→ **SET OF TASKS**
1/ In the essay on racism, which family members does the writer mention? List them in the order they appear.
2/ Carry the essay on racism forward from its last sentence.

In this brave new era people who discuss racism are viewed as society’s greatest dividers and agitators. Meanwhile, the people who’s lives are structured around racist assumptions and beliefs use the excuse of “colour-blindness” to shut down any discussion of racism. I have discussed this in my previous piece, which Talib Kweli was gracious enough to read and retweet. Since that piece discussed my current passion for the topic of race, I wanted to use this piece to discuss the reason I joined the discussion.
Until I was about thirteen, my view of the world was similiar to most conservatives. I thought racism was something historic, with only a few outliers remaining, such as the Klu Klux Klan and Neo-Nazis. Elementary and high school taught me about the Trans-Atlantic slave trade and Jim Crow, but never taught me about the more subtle forms of racism that are far more prevalent. My lessons on stereotyping and racial profiling were all extra-curricular ones until University. My experiences fortunately did not subject me to violence, but I don’t think they should be ignored simply because they didn’t result in violence or death. No matter what justifications people will want to use, my experiences show that people are not as “colour-blind” as they claim.
When I was thirteen my stepdad (at the time) and my mom announced that they were moving to England due to a work transfer. While they sorted out the move, I lived in Jamaica for one year with my uncle.
I think my time in Jamaica actually offered the most stark contrast possible to the experiences I would have in England. I moved from a country that was over 90% black to one that was less than 5% black. Of course, Jamaica has its own issues of discrimination, with colourism becoming a growing phenomenon, which is also leading to more skin bleaching as people try to lighten their skin to something they view as more beautiful.

Stored dataset items:

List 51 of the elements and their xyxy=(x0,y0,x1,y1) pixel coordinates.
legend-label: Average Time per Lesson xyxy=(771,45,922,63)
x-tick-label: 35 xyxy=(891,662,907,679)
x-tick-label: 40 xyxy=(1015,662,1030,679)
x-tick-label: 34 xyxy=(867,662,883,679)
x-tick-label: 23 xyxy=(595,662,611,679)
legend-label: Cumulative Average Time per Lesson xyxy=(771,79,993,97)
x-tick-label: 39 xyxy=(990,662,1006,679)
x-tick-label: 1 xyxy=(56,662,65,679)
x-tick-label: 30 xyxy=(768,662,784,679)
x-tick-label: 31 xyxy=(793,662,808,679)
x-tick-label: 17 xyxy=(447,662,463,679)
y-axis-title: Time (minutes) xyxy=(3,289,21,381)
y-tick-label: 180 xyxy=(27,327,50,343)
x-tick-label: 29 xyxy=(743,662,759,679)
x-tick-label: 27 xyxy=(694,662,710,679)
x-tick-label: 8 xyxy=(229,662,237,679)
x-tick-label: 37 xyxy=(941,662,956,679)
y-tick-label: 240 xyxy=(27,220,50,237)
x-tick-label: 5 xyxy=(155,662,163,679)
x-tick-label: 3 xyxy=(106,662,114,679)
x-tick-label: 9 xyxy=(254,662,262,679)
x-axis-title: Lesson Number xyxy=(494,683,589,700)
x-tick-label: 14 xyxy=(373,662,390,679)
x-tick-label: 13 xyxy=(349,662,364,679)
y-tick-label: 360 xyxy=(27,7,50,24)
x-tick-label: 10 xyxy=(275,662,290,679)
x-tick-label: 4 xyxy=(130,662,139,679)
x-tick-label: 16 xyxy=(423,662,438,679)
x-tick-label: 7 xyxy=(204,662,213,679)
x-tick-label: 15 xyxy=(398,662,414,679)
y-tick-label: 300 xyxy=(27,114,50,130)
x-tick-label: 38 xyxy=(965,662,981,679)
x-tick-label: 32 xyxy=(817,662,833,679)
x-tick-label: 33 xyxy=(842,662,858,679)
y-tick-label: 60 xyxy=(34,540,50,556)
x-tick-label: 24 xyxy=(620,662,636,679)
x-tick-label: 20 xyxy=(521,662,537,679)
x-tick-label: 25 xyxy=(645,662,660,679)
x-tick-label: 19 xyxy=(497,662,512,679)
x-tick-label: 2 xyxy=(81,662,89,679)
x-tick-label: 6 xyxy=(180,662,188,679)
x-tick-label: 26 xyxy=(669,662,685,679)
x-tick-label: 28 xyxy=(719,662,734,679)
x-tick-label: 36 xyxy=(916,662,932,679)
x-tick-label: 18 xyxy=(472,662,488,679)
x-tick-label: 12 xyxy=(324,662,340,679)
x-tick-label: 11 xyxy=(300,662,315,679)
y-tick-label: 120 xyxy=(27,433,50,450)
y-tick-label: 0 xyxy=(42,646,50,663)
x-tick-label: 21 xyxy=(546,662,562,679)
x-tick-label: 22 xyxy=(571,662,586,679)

→ **TASK RESULTS**
1/ stepdad, mom, uncle

2/
However, when I was in Jamaica, I definitely didn’t receive the same level of scrunity for my skin colour as I did in London. At thirteen, I wasn’t as self-conscious as I am now. I initially ignored people staring, people crossing the street or holding their purses tighter when they saw me. London has a decent black population, but the area I was living in was apparently one where they weren’t as welcome. Some people will be quick to say that this is an issue of class then, not race. However, I retort that this is an issue of race and class intersecting. What I experienced would not have happened to a white thirteen year old living in London.
I was one of the few black people at the first school I went to in England, and I think this also facilitated my release from blissful ignorance. Of course, being one of the few black people did not guarantee racism. I didn’t mind that people noticed I was black. I was never conservative enough to view their ability to see me as a mark of discrimination. Contrary to conservative doctrine, seeing someone’s colour isn’t racist. The issue is how you treat them due to their skin colour. I never felt discriminated against at the school like I did on the streets or in my own apartment. The issue at school was a more harmless form of ignorance, that nevertheless made me realize how different my race made me. As mentioned before, my mother didn’t want me growing my hair long, and this is a habit that has stuck with me. However, I would usually grow my hair out for a few weeks before getting it cut. I’d have a nest of curly hair less than an inch long on my head, which still managed to fascinate some of my classmates. I can remember plenty of them running their hands through it.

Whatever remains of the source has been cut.